— start of DATA IN THIS EXERCISE —

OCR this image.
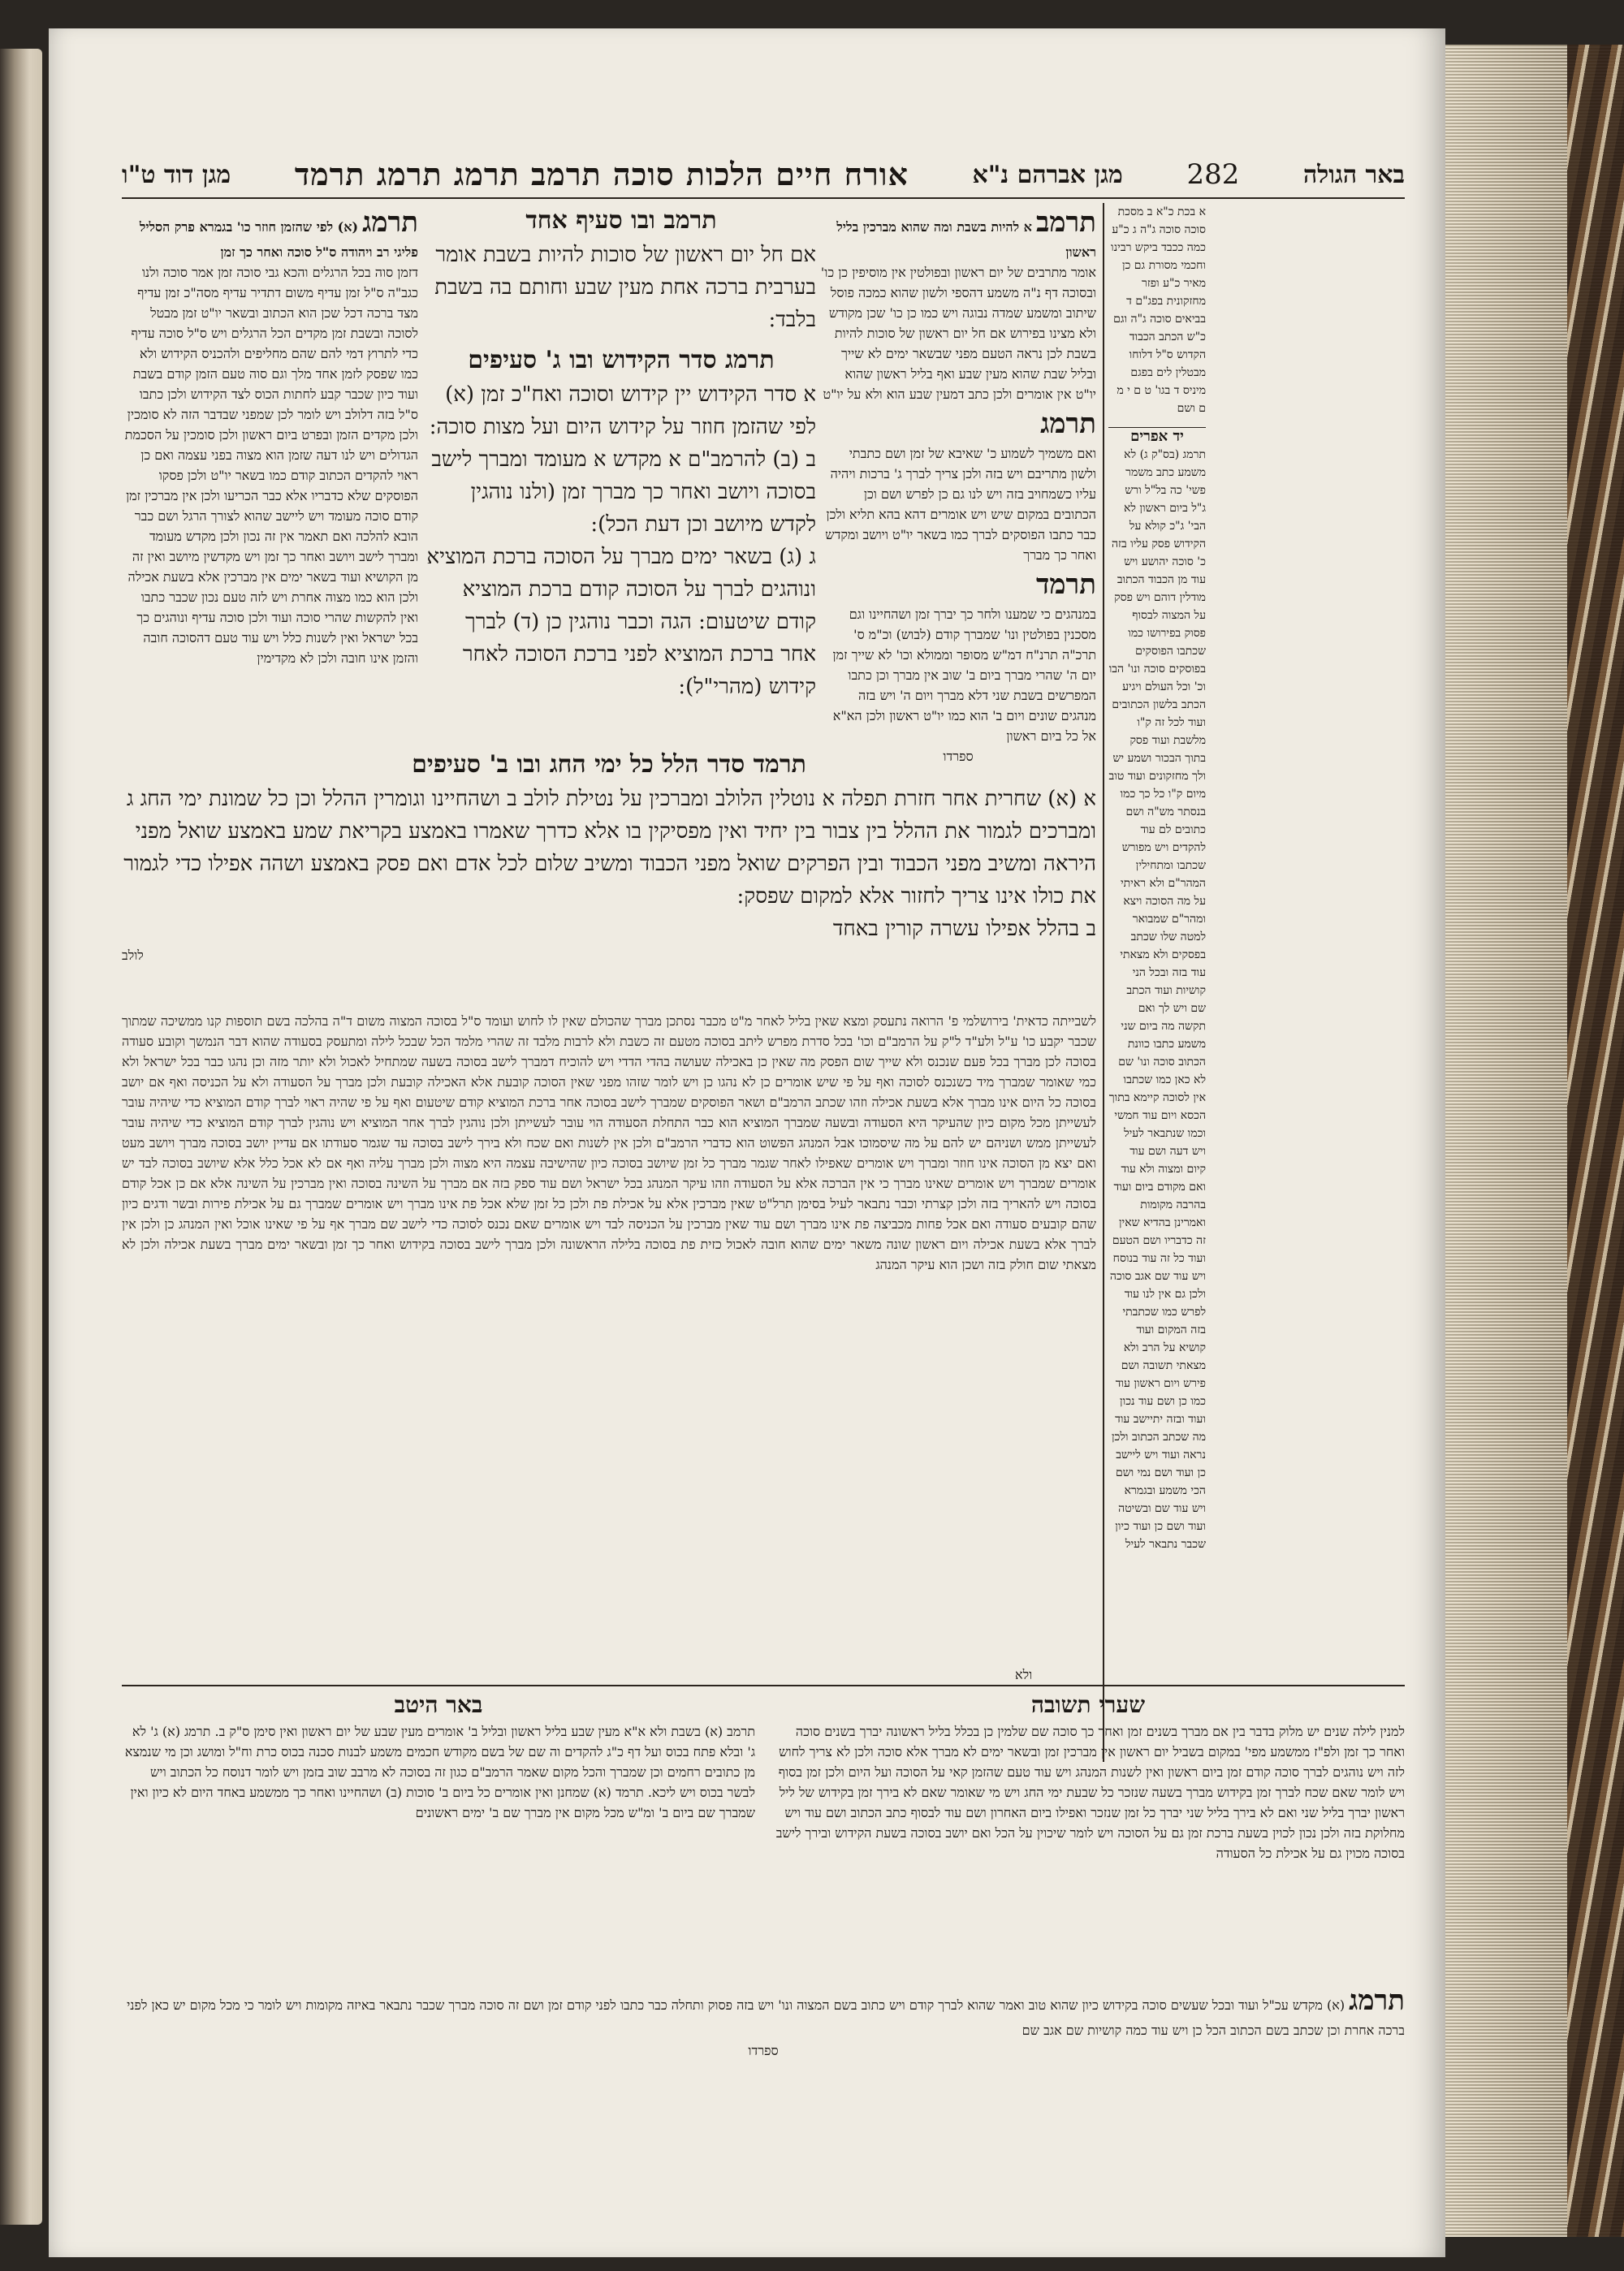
באר הגולה
282
מגן אברהם נ"א
אורח חיים הלכות סוכה תרמב תרמג תרמג תרמד
מגן דוד ט"ו

א בכת כ"א ב מסכת סוכה סוכה ג"ה ג כ"ע כמה ככבד ביקש רבינו וחכמי מסורת גם כן מאיר כ"ע ופזר מחזקונית בפג"ם ד בביאים סוכה ג"ה וגם כ"ש הכתב הכבוד הקדוש ס"ל דלוחו מבטלין לים בפגם מיניס ד בגו' ט ם י מ ם ושם

יד אפרים

תרמג (בס"ק ג) לא משמע כתב משמר פשי' כה בל"ל ורש ג"ל ביום ראשון לא הבי' ג"כ קולא על הקידוש פסק עליו בזה כ' סוכה יהושע ויש עוד מן הכבוד הכתוב מודלין דוהם ויש פסק על המצוה לבסוף פסוק בפירושו כמו שכתבו הפוסקים בפוסקים סוכה ונו' הבו וכ' וכל העולם ויגיע הכתב בלשון הכתובים ועוד לכל זה ק"ו מלשבת ועוד פסק בתוך הבכור ושמע יש ולך מחזקונים ועוד טוב מיום ק"ו כל כך כמו בנסתר מש"ה ושם כתובים לם עוד להקדים ויש מפורש שכתבו ומתחילין המהר"ם ולא ראיתי על מה הסוכה ויצא ומהר"ם שמבואר למטה שלו שכתב בפסקים ולא מצאתי עוד בזה ובכל הני קושיות ועוד הכתב שם ויש לך ואם תקשה מה ביום שני משמע כתבו כוונת הכתוב סוכה ונו' שם לא כאן כמו שכתבו אין לסוכה קיימא בתוך הכסא ויום עוד חמשי וכמו שנתבאר לעיל ויש דעה ושם עוד קיום ומצוה ולא עוד ואם מקודם ביום ועוד בהרבה מקומות ואמרינן בהדיא שאין זה כדבריו ושם הטעם ועוד כל זה עוד בנוסח ויש עוד שם אגב סוכה ולכן גם אין לנו עוד לפרש כמו שכתבתי בזה המקום ועוד קושיא על הרב ולא מצאתי תשובה ושם פירש ויום ראשון עוד כמו כן ושם עוד נכון ועוד ובזה יתיישב עוד מה שכתב הכתוב ולכן נראה ועוד ויש ליישב כן ועוד ושם נמי ושם הכי משמע ובגמרא ויש עוד שם ובשיטה ועוד ושם כן ועוד כיון שכבר נתבאר לעיל

תרמב א להיות בשבת ומה שהוא מברכין בליל ראשון

אומר מתרבים של יום ראשון ובפולטין אין מוסיפין כן כו' ובסוכה דף נ"ה משמע דהספי ולשון שהוא כמכה פוסל שיתוב ומשמע שמדה נבוגה ויש כמו כן כו' שכן מקודש ולא מצינו בפירוש אם חל יום ראשון של סוכות להיות בשבת לכן נראה הטעם מפני שבשאר ימים לא שייך ובליל שבת שהוא מעין שבע ואף בליל ראשון שהוא יו"ט אין אומרים ולכן כתב דמעין שבע הוא ולא על יו"ט

תרמג

ואם משמיך לשמוע כ' שאיבא של זמן ושם כתבתי ולשון מתריבם ויש בזה ולכן צריך לברך ג' ברכות ויהיה עליו כשמחויב בזה ויש לנו גם כן לפרש ושם וכן הכתובים במקום שיש ויש אומרים דהא בהא תליא ולכן כבר כתבו הפוסקים לברך כמו בשאר יו"ט ויושב ומקדש ואחר כך מברך

תרמד

במנהגים כי שמענו ולחר כך יברך זמן ושהחיינו וגם מסכנין בפולטין ונו' שמברך קודם (לבוש) וכ"מ ס' תרכ"ה תרנ"ח דמ"ש מסופר וממולא וכו' לא שייך זמן יום ה' שהרי מברך ביום ב' שוב אין מברך וכן כתבו המפרשים בשבת שני דלא מברך ויום ה' ויש בזה מנהגים שונים ויום ב' הוא כמו יו"ט ראשון ולכן הא"א אל כל ביום ראשון

ספרדו

תרמב ובו סעיף אחד

אם חל יום ראשון של סוכות להיות בשבת אומר בערבית ברכה אחת מעין שבע וחותם בה בשבת בלבד:

תרמג סדר הקידוש ובו ג' סעיפים

א סדר הקידוש יין קידוש וסוכה ואח"כ זמן (א) לפי שהזמן חוזר על קידוש היום ועל מצות סוכה:

ב (ב) להרמב"ם א מקדש א מעומד ומברך לישב בסוכה ויושב ואחר כך מברך זמן (ולנו נוהגין לקדש מיושב וכן דעת הכל):

ג (ג) בשאר ימים מברך על הסוכה ברכת המוציא ונוהגים לברך על הסוכה קודם ברכת המוציא קודם שיטעום: הגה וכבר נוהגין כן (ד) לברך אחר ברכת המוציא לפני ברכת הסוכה לאחר קידוש (מהרי"ל):

תרמג (א) לפי שהזמן חוזר כו' בגמרא פרק הסליל פליגי רב ויהודה ס"ל סוכה ואחר כך זמן

דזמן סוה בכל הרגלים והכא גבי סוכה זמן אמר סוכה ולנו כגב"ה ס"ל זמן עדיף משום דתדיר עדיף מסה"כ זמן עדיף מצד ברכה דכל שכן הוא הכתוב ובשאר יו"ט זמן מבטל לסוכה ובשבת זמן מקדים הכל הרגלים ויש ס"ל סוכה עדיף כדי לתרוץ דמי להם שהם מחליפים ולהכניס הקידוש ולא כמו שפסק לזמן אחד מלך וגם סוה טעם הזמן קודם בשבת ועוד כיון שכבר קבע לחתות הכוס לצד הקידוש ולכן כתבו ס"ל בזה דלולב ויש לומר לכן שמפני שבדבר הזה לא סומכין ולכן מקדים הזמן ובפרט ביום ראשון ולכן סומכין על הסכמת הגדולים ויש לנו דעה שזמן הוא מצוה בפני עצמה ואם כן ראוי להקדים הכתוב קודם כמו בשאר יו"ט ולכן פסקו הפוסקים שלא כדבריו אלא כבר הכריעו ולכן אין מברכין זמן קודם סוכה מעומד ויש ליישב שהוא לצורך הרגל ושם כבר הובא להלכה ואם תאמר אין זה נכון ולכן מקדש מעומד ומברך לישב ויושב ואחר כך זמן ויש מקדשין מיושב ואין זה מן הקושיא ועוד בשאר ימים אין מברכין אלא בשעת אכילה ולכן הוא כמו מצוה אחרת ויש לזה טעם נכון שכבר כתבו ואין להקשות שהרי סוכה ועוד ולכן סוכה עדיף ונוהגים כך בכל ישראל ואין לשנות כלל ויש עוד טעם דהסוכה חובה והזמן אינו חובה ולכן לא מקדימין

תרמד סדר הלל כל ימי החג ובו ב' סעיפים

א (א) שחרית אחר חזרת תפלה א נוטלין הלולב ומברכין על נטילת לולב ב ושהחיינו וגומרין ההלל וכן כל שמונת ימי החג ג ומברכים לגמור את ההלל בין צבור בין יחיד ואין מפסיקין בו אלא כדרך שאמרו באמצע בקריאת שמע באמצע שואל מפני היראה ומשיב מפני הכבוד ובין הפרקים שואל מפני הכבוד ומשיב שלום לכל אדם ואם פסק באמצע ושהה אפילו כדי לגמור את כולו אינו צריך לחזור אלא למקום שפסק:

ב בהלל אפילו עשרה קורין באחד

לולב

לשבייתה כדאית' בירושלמי פ' הרואה נתעסק ומצא שאין בליל לאחר מ"ט מכבר נסתכן מברך שהכולם שאין לו לחוש ועומד ס"ל בסוכה המצוה משום ד"ה בהלכה בשם תוספות קנו ממשיכה שמתוך שכבר יקבע כו' ע"ל ולע"ד ל"ק על הרמב"ם וכו' בכל סדרת מפרש ליתב בסוכה מטעם זה כשבת ולא לרבות מלבד זה שהרי מלמד הכל שבכל לילה ומתעסק בסעודה שהוא דבר הנמשך וקובע סעודה בסוכה לכן מברך בכל פעם שנכנס ולא שייך שום הפסק מה שאין כן באכילה שעושה בהדי הדדי ויש להוכיח דמברך לישב בסוכה בשעה שמתחיל לאכול ולא יותר מזה וכן נהגו כבר בכל ישראל ולא כמי שאומר שמברך מיד כשנכנס לסוכה ואף על פי שיש אומרים כן לא נהגו כן ויש לומר שזהו מפני שאין הסוכה קובעת אלא האכילה קובעת ולכן מברך על הסעודה ולא על הכניסה ואף אם יושב בסוכה כל היום אינו מברך אלא בשעת אכילה וזהו שכתב הרמב"ם ושאר הפוסקים שמברך לישב בסוכה אחר ברכת המוציא קודם שיטעום ואף על פי שהיה ראוי לברך קודם המוציא כדי שיהיה עובר לעשייתן מכל מקום כיון שהעיקר היא הסעודה ובשעה שמברך המוציא הוא כבר התחלת הסעודה הוי עובר לעשייתן ולכן נוהגין לברך אחר המוציא ויש נוהגין לברך קודם המוציא כדי שיהיה עובר לעשייתן ממש ושניהם יש להם על מה שיסמוכו אבל המנהג הפשוט הוא כדברי הרמב"ם ולכן אין לשנות ואם שכח ולא בירך לישב בסוכה עד שגמר סעודתו אם עדיין יושב בסוכה מברך ויושב מעט ואם יצא מן הסוכה אינו חוזר ומברך ויש אומרים שאפילו לאחר שגמר מברך כל זמן שיושב בסוכה כיון שהישיבה עצמה היא מצוה ולכן מברך עליה ואף אם לא אכל כלל אלא שיושב בסוכה לבד יש אומרים שמברך ויש אומרים שאינו מברך כי אין הברכה אלא על הסעודה וזהו עיקר המנהג בכל ישראל ושם עוד ספק בזה אם מברך על השינה בסוכה ואין מברכין על השינה אלא אם כן אכל קודם בסוכה ויש להאריך בזה ולכן קצרתי וכבר נתבאר לעיל בסימן תרל"ט שאין מברכין אלא על אכילת פת ולכן כל זמן שלא אכל פת אינו מברך ויש אומרים שמברך גם על אכילת פירות ובשר ודגים כיון שהם קובעים סעודה ואם אכל פחות מכביצה פת אינו מברך ושם עוד שאין מברכין על הכניסה לבד ויש אומרים שאם נכנס לסוכה כדי לישב שם מברך אף על פי שאינו אוכל ואין המנהג כן ולכן אין לברך אלא בשעת אכילה ויום ראשון שונה משאר ימים שהוא חובה לאכול כזית פת בסוכה בלילה הראשונה ולכן מברך לישב בסוכה בקידוש ואחר כך זמן ובשאר ימים מברך בשעת אכילה ולכן לא מצאתי שום חולק בזה ושכן הוא עיקר המנהג

ולא

שערי תשובה

למנין לילה שנים יש מלוק בדבר בין אם מברך בשנים זמן ואחר כך סוכה שם שלמין כן בכלל בליל ראשונה יברך בשנים סוכה ואחר כך זמן ולפ"ז ממשמע מפי' במקום בשביל יום ראשון אין מברכין זמן ובשאר ימים לא מברך אלא סוכה ולכן לא צריך לחוש לזה ויש נוהגים לברך סוכה קודם זמן ביום ראשון ואין לשנות המנהג ויש עוד טעם שהזמן קאי על הסוכה ועל היום ולכן זמן בסוף ויש לומר שאם שכח לברך זמן בקידוש מברך בשעה שנזכר כל שבעת ימי החג ויש מי שאומר שאם לא בירך זמן בקידוש של ליל ראשון יברך בליל שני ואם לא בירך בליל שני יברך כל זמן שנזכר ואפילו ביום האחרון ושם עוד לבסוף כתב הכתוב ושם עוד ויש מחלוקת בזה ולכן נכון לכוין בשעת ברכת זמן גם על הסוכה ויש לומר שיכוין על הכל ואם יושב בסוכה בשעת הקידוש ובירך לישב בסוכה מכוין גם על אכילת כל הסעודה

באר היטב

תרמב (א) בשבת ולא א"א מעין שבע בליל ראשון ובליל ב' אומרים מעין שבע של יום ראשון ואין סימן ס"ק ב. תרמג (א) ג' לא ג' ובלא פתח בכוס ועל דף כ"ג להקדים וה שם של בשם מקודש חכמים משמע לבנות סכנה בכוס כרת וח"ל ומושג וכן מי שנמצא מן כתובים רחמים וכן שמברך והכל מקום שאמר הרמב"ם כגון זה בסוכה לא מרבב שוב בזמן ויש לומר דנוסח כל הכתוב ויש לבשר בכוס ויש ליכא. תרמד (א) שמחנן ואין אומרים כל ביום ב' סוכות (ב) ושהחיינו ואחר כך ממשמע באחד היום לא כיון ואין שמברך שם ביום ב' ומ"ש מכל מקום אין מברך שם ב' ימים ראשונים

תרמג (א) מקדש עכ"ל ועוד ובכל שעשים סוכה בקידוש כיון שהוא טוב ואמר שהוא לברך קודם ויש כתוב בשם המצוה ונו' ויש בזה פסוק ותחלה כבר כתבו לפני קודם זמן ושם זה סוכה מברך שכבר נתבאר באיזה מקומות ויש לומר כי מכל מקום יש כאן לפני ברכה אחרת וכן שכתב בשם הכתוב הכל כן ויש עוד כמה קושיות שם אגב שם

ספרדו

— end of DATA IN THIS EXERCISE —

• _STATED GOAL_: Only a number is wanted here: how many lines in the data above include the string "סעיפים"?

• _EXERCISE RESULT_: 2